## Alıştırma Bölümleri
(A) BM konuşması haberinde büyük harflerle yazılmış ara başlıkları sırasıyla yazın.
(B) Lütfen BM konuşması haberine göre Türkiye'nin Libya'ya yardımları kaç gemi ve kaç uçakla gönderdiğini belirtin.

## Belge
Cumhurbaşkanı Recep Tayyip Erdoğan Birleşmiş Milletler (BM) Genel Kurulu'nda 13. konuşmasını yapacak.
Bugüne kadar Birleşmiş Milletler Genel Kurulunda yaptığı 12 konuşmada “Dünya 5'ten büyük” mesajı başta olmak üzere verdiği mesajlar dünya gündeminde yer eden Cumhurbaşkanı Recep Tayyip Erdoğan Birleşmiş Milletler (BM) 78'nci Genel Kurul Toplantısında 13. konuşmasını yapıyor.
Cumhurbaşkanı Recep Tayyip Erdoğan Birleşmiş Milletler 78'inci Genel Kurulu'ndaki hitabından öne çıkan başlıklar şöyle;
BM Genel Kurulu'nun tüm insanlık için hayırlara vesile olmasını diliyorum. Dünyamızın geleceği konusunda geçtiğimiz yıl burada yaptığımız konuşma sonrasında mevcut tablo ne yazık ki daha iyi değildir. Karşımızdaki fotoğraf, küresel ölçekte daha tehlikeli sınamalarla karşı karşıya olduğumuzu gösteriyor. Kendi ülkemin güneyinde, kuzeyinde, doğusunda ve batısında birçok çatışma, savaş, insani kriz ve sosyal gerilim yaşanıyor. Küresel ekonomik sorunlarla birleşerek büyüyen bu sınamalarla baş etmek her geçen gün daha da zorlaşıyor.
RUSYA UKRAYNA SAVAŞI
Avrupa'nın doğu sınırlarında yaşanan savaş, ekonomiden güvenliğe her alanda ciddi sorunlar ortaya çıkardı. Savaş ekonomiden güvenliğe her alanda ciddi sorunlara neden oldu.
6 ŞUBAT ASRIN FELAKETİ
Türkiye 6 Şubat 2022 sabahı yüzyılın en büyük doğal afetlerinden biriyle karşı karşıya kaldı. Uluslararası yardımı ve desteği unutmamız mümkün değildir. 50 binden fazla insanını kaybettiği, milyonlarca insanı barındıran şehirlerin yerle yeksan olduğu bugünde ülkemize gösterilen dostluk bizler için önemli bir teselli kaynağıdır.
"LİBYALI KARDEŞLERİMİZİ YALNIZ BIRAKMADIK, BIRAKMAYACAĞIZ"
Birkaç gün önce de Libya ağır yıkımlara maruz kaldı. Türkiye olarak Libya'ya yardım için hemen harekete geçtik. 3 gemi ve 3 uçakla 657 personelin yanı sıra yüzlerce araçtan barınma sıhhi malzemeden oluşan yardımları bu ülkeye gönderdik. STK'larımız da kendi imkanlarıyla bu çalışmalara katılıyor. Libyalı kardeşlerimizi yalnız bırakmadık, bırakmayacağız. Ülkemiz gibi şiddetli depremle sarsılan Faslı kardeşlerimize de geçmiş olsun dileklerimi iletiyorum.

## Kayıtlı Veriler

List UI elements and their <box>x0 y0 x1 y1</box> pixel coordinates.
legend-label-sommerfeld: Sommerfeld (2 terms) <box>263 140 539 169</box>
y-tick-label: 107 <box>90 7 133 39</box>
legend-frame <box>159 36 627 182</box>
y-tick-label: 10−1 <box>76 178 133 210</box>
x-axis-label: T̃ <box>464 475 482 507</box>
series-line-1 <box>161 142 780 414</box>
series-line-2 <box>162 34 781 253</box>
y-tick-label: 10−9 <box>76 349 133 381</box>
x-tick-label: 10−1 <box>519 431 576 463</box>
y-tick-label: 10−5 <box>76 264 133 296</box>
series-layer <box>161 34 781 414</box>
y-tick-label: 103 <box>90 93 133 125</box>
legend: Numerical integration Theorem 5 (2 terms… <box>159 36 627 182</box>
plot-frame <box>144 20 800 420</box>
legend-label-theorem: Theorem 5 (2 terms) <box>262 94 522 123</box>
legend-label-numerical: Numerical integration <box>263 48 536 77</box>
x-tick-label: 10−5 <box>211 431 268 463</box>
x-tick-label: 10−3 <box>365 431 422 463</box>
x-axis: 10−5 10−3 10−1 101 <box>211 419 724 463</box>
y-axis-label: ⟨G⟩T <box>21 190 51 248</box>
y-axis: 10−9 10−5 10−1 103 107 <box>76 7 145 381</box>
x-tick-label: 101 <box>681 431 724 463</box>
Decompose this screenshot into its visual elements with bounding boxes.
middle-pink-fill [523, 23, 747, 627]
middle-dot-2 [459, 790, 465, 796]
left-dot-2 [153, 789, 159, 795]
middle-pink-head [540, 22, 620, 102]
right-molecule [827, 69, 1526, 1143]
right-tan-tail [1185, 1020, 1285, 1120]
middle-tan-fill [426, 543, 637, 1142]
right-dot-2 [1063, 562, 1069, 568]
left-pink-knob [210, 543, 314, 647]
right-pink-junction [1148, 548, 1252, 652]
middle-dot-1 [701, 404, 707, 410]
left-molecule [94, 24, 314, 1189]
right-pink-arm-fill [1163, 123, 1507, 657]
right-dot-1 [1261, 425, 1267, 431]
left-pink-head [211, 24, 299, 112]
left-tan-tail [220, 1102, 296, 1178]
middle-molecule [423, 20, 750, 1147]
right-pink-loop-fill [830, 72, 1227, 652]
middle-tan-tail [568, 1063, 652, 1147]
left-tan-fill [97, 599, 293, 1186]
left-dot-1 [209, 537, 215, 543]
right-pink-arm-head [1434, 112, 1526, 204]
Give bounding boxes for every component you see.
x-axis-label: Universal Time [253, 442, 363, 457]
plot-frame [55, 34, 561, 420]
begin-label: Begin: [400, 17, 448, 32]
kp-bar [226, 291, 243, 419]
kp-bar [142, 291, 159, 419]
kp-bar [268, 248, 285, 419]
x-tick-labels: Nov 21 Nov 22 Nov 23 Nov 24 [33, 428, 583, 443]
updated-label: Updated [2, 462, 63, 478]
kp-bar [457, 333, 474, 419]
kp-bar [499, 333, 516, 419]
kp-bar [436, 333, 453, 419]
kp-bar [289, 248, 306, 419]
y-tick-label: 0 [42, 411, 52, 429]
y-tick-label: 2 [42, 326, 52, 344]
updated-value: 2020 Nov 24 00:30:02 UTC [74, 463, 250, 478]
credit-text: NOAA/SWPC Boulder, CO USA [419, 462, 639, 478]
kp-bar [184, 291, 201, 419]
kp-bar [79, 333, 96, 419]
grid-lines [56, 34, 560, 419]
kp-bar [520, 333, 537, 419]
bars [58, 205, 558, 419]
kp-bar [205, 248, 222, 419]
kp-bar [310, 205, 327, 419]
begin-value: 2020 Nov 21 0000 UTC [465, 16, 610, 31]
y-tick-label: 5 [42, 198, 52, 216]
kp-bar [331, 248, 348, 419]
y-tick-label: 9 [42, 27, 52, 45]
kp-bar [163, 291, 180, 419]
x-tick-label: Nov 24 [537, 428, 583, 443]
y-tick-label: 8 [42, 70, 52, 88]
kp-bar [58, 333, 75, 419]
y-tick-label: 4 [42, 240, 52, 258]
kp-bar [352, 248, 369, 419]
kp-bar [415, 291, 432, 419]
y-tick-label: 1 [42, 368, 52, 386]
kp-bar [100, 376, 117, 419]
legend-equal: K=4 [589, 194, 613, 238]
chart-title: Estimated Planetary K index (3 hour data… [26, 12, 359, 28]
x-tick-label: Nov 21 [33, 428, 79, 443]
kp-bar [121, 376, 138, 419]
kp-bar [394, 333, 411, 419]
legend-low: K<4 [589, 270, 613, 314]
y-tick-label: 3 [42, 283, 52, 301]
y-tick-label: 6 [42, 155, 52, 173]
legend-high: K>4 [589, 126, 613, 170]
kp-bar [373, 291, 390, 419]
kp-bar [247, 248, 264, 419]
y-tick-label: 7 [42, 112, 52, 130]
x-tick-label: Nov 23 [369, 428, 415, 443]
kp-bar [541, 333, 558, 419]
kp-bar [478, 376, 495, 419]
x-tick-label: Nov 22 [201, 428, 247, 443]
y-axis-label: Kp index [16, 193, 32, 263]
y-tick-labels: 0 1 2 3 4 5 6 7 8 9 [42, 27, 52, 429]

## Görev Cevapları
(A)
RUSYA UKRAYNA SAVAŞI
6 ŞUBAT ASRIN FELAKETİ
"LİBYALI KARDEŞLERİMİZİ YALNIZ BIRAKMADIK, BIRAKMAYACAĞIZ"

(B) 3 gemi ve 3 uçakla.